▸ **WORK TO BE COMPLETED**: Copy everything from the line containing "category-label: 45 to" down to the line containing "category-label-bg xyxy=(638,599,768,624)", both included, with nothing changed.

▸ **EXTRACTED ENTRIES**:
------------------------------
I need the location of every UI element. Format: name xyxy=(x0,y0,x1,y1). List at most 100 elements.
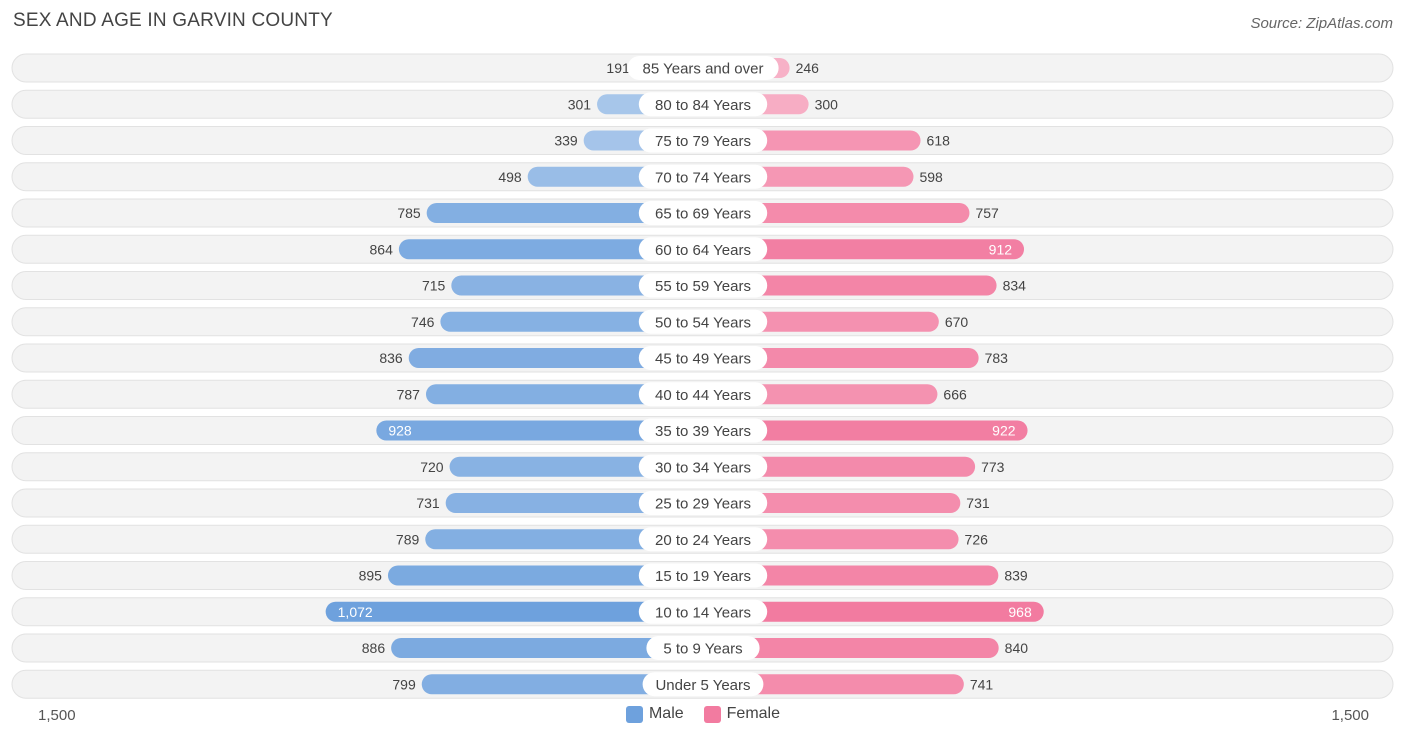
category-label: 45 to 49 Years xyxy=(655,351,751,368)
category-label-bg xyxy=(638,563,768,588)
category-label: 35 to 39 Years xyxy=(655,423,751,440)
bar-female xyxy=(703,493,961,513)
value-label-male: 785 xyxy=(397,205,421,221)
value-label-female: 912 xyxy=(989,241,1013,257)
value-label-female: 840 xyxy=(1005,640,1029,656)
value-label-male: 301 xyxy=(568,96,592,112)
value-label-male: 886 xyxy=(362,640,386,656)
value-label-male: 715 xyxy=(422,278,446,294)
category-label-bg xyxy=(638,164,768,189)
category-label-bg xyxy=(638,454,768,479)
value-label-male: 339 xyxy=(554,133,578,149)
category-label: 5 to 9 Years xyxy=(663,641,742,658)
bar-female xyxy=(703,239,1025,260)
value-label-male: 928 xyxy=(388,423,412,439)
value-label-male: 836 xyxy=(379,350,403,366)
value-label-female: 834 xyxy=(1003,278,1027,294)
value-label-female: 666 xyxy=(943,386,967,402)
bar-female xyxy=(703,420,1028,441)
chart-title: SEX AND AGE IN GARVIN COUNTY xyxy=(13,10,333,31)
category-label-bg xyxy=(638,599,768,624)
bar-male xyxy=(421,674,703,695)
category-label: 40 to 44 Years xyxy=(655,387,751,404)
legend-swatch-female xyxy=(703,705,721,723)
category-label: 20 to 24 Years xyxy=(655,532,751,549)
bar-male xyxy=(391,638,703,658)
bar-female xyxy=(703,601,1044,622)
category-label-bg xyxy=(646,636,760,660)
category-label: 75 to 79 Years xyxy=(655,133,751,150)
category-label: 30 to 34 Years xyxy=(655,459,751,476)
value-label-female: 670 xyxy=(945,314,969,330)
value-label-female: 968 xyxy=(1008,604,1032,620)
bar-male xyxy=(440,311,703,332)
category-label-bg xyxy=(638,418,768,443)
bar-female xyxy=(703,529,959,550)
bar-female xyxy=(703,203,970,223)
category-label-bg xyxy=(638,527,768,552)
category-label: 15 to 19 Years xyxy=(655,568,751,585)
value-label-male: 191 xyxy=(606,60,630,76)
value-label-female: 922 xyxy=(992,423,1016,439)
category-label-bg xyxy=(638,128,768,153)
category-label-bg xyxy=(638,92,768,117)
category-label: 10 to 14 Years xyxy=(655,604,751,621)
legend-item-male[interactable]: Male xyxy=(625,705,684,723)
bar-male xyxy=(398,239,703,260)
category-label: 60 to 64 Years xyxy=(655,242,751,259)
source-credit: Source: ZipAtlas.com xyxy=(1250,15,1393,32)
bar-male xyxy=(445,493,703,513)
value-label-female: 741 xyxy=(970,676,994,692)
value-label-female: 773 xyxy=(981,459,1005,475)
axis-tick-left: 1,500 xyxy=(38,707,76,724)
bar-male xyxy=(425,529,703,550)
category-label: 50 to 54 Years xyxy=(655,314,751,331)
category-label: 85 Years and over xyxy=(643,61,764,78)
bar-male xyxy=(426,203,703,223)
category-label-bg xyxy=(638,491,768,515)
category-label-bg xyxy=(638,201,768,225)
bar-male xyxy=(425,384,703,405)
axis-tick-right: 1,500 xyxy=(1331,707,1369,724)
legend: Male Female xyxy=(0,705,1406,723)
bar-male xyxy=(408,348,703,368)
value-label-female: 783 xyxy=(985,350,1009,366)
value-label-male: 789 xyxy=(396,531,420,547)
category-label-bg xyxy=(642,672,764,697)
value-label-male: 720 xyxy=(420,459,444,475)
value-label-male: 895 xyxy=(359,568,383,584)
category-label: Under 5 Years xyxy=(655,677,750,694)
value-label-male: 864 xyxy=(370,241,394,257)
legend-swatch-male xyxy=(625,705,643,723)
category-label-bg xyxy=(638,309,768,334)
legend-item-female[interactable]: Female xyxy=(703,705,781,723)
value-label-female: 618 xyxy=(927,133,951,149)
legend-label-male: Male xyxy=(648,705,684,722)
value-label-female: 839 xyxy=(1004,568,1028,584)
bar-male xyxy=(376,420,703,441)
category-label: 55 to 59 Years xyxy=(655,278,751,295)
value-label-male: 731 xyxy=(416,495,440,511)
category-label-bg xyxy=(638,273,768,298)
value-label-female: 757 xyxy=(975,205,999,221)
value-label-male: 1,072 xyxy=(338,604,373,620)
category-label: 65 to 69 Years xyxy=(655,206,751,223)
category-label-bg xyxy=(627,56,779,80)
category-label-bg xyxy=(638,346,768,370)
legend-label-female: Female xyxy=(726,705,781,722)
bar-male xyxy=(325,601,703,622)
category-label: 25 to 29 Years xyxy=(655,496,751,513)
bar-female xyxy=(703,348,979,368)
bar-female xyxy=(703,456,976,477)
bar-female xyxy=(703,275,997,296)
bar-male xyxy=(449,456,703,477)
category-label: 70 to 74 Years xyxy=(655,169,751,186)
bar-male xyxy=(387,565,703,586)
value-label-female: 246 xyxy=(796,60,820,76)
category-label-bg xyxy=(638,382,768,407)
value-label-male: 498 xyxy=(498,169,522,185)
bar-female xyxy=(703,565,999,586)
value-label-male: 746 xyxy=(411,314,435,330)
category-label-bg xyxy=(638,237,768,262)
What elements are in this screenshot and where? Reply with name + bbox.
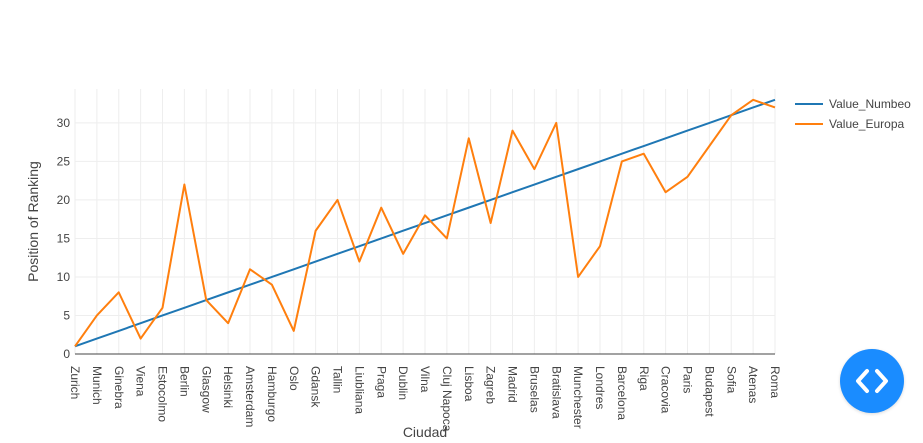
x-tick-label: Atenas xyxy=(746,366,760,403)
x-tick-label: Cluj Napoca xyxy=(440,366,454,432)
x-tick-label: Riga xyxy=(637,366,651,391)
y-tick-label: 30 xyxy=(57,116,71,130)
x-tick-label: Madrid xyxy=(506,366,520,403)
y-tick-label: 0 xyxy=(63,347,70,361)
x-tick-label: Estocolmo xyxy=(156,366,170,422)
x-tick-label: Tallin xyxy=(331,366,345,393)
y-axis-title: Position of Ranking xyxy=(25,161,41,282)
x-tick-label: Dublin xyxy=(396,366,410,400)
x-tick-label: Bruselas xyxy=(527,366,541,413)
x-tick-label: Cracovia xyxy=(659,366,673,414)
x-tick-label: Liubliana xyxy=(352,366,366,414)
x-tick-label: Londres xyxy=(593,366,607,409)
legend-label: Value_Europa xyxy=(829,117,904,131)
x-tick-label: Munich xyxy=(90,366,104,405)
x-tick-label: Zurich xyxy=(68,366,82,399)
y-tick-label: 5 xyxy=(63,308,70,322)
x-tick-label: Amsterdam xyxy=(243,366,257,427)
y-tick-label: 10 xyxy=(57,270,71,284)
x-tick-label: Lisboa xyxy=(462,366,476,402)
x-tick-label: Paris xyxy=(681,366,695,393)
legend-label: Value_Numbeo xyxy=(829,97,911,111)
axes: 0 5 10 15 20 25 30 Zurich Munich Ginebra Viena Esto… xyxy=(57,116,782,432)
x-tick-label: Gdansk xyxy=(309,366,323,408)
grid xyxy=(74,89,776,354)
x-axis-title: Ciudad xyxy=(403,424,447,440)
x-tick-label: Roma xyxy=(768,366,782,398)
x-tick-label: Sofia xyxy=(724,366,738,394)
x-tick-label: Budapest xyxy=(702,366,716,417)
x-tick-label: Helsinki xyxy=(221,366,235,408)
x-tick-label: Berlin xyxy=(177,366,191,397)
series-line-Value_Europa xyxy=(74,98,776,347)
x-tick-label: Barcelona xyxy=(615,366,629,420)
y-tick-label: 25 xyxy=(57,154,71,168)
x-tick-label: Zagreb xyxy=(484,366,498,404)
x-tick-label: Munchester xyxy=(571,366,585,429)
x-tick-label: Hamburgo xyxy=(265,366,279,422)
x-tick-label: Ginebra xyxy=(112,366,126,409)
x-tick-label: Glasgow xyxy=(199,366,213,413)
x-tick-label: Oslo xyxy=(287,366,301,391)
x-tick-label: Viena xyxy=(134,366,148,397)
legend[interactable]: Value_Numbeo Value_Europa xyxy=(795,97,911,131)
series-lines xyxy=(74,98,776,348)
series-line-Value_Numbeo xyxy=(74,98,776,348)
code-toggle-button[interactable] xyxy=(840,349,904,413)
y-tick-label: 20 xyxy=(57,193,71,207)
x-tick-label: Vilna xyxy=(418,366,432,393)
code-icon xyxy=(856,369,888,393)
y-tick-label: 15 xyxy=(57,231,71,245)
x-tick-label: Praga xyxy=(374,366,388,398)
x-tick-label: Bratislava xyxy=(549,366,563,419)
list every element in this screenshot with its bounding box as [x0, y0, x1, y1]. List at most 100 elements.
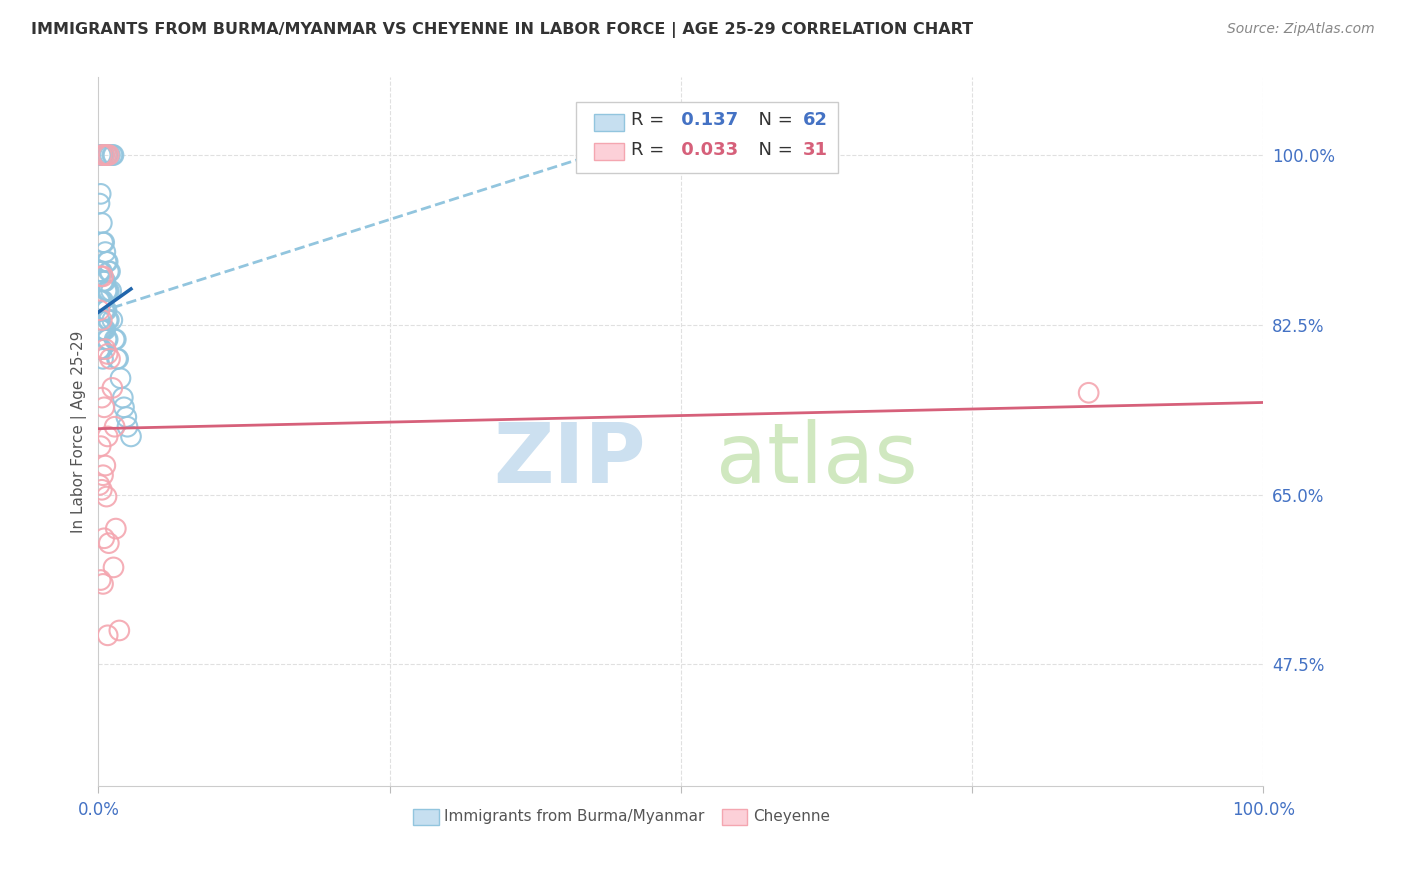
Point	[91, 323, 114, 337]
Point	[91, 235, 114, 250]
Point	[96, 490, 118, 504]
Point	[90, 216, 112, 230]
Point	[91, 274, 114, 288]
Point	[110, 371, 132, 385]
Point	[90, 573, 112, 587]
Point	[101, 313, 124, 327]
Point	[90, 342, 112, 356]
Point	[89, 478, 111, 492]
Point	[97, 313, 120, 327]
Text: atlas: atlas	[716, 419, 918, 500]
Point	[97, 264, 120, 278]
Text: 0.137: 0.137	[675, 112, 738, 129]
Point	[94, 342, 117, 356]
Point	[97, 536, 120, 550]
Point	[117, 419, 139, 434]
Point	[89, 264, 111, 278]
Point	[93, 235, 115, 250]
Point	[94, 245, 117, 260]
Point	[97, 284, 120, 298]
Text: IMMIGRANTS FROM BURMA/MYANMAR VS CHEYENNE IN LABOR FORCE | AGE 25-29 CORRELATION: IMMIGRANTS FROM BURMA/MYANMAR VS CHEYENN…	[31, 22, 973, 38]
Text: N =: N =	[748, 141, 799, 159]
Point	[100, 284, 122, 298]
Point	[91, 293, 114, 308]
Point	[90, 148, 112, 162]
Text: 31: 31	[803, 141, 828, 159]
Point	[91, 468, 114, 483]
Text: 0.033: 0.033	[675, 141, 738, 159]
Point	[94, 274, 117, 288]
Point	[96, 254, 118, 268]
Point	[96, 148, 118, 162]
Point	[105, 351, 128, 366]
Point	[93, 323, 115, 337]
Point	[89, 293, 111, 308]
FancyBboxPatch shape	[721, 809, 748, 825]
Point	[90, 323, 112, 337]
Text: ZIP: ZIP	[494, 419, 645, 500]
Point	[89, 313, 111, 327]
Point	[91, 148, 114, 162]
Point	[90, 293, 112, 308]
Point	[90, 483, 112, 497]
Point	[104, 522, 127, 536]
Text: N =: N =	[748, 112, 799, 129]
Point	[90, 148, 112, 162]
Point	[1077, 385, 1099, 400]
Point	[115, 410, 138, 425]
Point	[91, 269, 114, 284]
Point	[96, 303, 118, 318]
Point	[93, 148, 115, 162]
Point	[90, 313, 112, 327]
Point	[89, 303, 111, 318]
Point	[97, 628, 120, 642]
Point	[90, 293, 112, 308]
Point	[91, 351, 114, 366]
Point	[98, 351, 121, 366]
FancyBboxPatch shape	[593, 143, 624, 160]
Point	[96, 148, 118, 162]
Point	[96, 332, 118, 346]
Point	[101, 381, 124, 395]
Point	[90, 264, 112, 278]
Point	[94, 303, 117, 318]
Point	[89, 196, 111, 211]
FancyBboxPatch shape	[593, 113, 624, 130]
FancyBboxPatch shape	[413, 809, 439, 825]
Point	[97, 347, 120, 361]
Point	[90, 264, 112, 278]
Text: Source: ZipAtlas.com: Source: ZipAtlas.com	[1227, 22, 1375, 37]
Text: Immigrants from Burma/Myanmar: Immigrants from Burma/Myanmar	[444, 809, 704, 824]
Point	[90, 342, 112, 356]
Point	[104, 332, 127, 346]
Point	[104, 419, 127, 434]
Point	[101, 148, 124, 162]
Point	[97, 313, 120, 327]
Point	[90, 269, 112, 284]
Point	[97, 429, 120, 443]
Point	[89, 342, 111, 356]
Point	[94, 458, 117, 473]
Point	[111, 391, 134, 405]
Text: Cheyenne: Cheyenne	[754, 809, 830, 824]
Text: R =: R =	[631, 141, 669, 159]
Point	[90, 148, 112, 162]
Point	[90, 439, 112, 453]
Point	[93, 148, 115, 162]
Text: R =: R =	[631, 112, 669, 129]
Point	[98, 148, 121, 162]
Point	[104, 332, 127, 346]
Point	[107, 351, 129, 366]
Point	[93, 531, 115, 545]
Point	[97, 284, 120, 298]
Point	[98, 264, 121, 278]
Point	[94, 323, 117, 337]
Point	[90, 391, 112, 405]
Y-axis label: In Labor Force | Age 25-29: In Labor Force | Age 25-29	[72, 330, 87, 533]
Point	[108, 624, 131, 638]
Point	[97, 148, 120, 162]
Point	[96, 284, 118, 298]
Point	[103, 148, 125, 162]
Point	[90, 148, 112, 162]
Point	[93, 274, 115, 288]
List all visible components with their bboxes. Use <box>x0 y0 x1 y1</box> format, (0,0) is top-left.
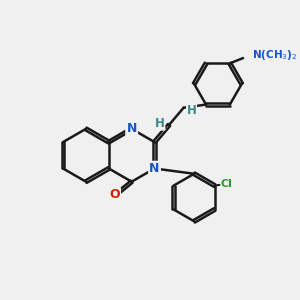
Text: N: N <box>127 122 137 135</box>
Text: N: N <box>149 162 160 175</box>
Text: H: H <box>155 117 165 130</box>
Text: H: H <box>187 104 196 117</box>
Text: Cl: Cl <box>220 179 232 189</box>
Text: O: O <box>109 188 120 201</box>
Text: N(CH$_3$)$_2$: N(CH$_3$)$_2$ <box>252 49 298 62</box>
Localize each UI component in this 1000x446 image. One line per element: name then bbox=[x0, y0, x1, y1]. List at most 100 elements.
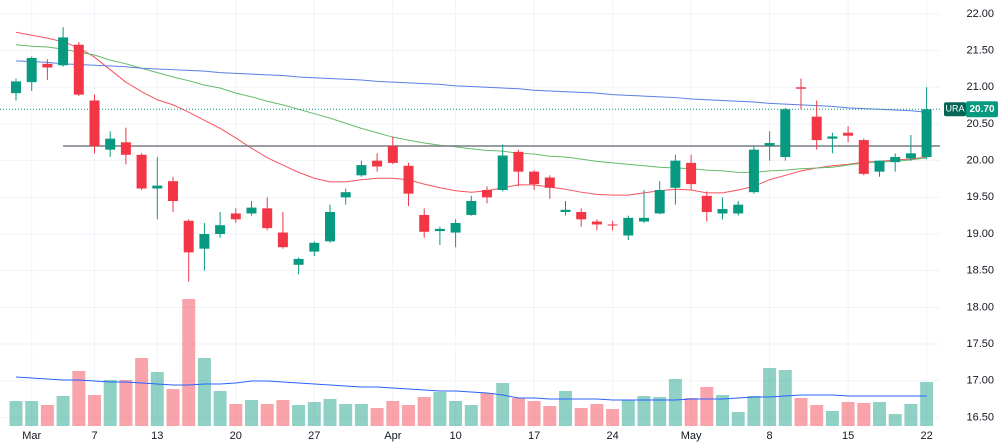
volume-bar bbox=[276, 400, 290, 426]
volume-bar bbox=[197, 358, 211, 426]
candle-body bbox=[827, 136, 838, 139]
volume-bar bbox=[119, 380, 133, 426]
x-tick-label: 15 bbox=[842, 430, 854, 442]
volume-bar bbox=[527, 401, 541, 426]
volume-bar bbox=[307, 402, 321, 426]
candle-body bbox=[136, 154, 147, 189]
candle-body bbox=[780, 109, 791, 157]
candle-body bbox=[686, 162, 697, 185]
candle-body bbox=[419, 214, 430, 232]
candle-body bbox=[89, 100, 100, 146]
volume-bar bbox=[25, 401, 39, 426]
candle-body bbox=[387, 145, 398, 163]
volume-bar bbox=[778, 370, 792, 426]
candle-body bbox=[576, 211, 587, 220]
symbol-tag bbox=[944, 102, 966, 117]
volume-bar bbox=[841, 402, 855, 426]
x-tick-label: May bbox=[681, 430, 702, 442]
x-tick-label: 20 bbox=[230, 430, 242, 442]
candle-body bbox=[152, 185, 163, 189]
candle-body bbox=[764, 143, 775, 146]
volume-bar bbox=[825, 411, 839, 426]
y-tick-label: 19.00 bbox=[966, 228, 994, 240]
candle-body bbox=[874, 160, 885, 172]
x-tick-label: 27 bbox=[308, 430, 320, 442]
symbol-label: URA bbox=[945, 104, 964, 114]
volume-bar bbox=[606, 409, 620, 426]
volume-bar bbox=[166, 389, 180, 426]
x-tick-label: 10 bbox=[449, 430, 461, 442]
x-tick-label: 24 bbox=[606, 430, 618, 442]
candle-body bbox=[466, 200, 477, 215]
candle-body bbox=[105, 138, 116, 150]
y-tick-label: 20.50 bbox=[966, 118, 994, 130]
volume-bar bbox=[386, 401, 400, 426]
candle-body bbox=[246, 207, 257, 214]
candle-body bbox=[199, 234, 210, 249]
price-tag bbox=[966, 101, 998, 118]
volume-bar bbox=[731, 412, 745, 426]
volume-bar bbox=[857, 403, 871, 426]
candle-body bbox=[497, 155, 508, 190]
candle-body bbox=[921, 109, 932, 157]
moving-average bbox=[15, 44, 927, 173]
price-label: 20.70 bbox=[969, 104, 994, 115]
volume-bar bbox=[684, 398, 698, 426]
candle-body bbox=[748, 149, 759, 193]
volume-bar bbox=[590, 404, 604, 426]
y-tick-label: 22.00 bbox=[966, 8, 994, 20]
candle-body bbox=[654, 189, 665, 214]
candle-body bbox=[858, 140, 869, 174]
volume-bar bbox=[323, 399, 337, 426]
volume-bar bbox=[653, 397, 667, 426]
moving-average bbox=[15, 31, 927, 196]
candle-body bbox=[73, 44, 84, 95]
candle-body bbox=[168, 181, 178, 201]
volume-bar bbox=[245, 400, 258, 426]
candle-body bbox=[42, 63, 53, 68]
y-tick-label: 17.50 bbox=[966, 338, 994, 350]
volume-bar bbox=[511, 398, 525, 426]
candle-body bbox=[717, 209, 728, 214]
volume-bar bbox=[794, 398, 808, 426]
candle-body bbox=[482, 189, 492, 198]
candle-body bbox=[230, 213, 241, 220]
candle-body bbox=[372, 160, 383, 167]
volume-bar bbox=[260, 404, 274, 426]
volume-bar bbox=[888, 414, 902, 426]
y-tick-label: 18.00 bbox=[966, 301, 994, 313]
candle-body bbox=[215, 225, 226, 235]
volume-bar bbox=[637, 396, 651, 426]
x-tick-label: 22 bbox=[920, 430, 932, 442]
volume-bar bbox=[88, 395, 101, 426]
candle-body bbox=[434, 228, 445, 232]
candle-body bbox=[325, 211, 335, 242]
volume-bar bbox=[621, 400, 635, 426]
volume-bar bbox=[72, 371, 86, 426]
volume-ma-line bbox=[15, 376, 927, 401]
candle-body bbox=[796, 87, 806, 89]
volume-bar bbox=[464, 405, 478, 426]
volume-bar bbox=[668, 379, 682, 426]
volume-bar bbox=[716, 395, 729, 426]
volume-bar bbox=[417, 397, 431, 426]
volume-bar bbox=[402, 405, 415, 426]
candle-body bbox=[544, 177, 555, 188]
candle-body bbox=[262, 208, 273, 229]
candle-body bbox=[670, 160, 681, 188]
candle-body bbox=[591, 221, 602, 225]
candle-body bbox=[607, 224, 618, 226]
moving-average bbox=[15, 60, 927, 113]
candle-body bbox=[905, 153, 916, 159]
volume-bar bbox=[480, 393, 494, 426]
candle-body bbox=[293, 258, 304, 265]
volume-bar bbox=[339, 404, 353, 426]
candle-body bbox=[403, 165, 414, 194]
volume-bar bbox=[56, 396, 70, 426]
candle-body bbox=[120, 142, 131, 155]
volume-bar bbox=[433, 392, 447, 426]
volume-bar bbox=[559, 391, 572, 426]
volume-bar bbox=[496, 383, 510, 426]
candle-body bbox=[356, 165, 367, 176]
------------------------------
▸ **RESPONSE TO THE TASK**:
category-label: 45 to 49 Years xyxy=(655,351,751,368)
category-label-bg xyxy=(638,563,768,588)
category-label: 35 to 39 Years xyxy=(655,423,751,440)
bar-female xyxy=(703,493,961,513)
value-label-male: 785 xyxy=(397,205,421,221)
value-label-female: 912 xyxy=(989,241,1013,257)
value-label-female: 840 xyxy=(1005,640,1029,656)
value-label-male: 301 xyxy=(568,96,592,112)
value-label-male: 886 xyxy=(362,640,386,656)
value-label-male: 715 xyxy=(422,278,446,294)
category-label-bg xyxy=(638,164,768,189)
category-label-bg xyxy=(638,454,768,479)
value-label-male: 339 xyxy=(554,133,578,149)
category-label: 5 to 9 Years xyxy=(663,641,742,658)
bar-female xyxy=(703,239,1025,260)
value-label-male: 928 xyxy=(388,423,412,439)
value-label-male: 836 xyxy=(379,350,403,366)
value-label-female: 834 xyxy=(1003,278,1027,294)
value-label-female: 666 xyxy=(943,386,967,402)
bar-female xyxy=(703,420,1028,441)
chart-title: SEX AND AGE IN GARVIN COUNTY xyxy=(13,10,333,31)
category-label-bg xyxy=(638,599,768,624)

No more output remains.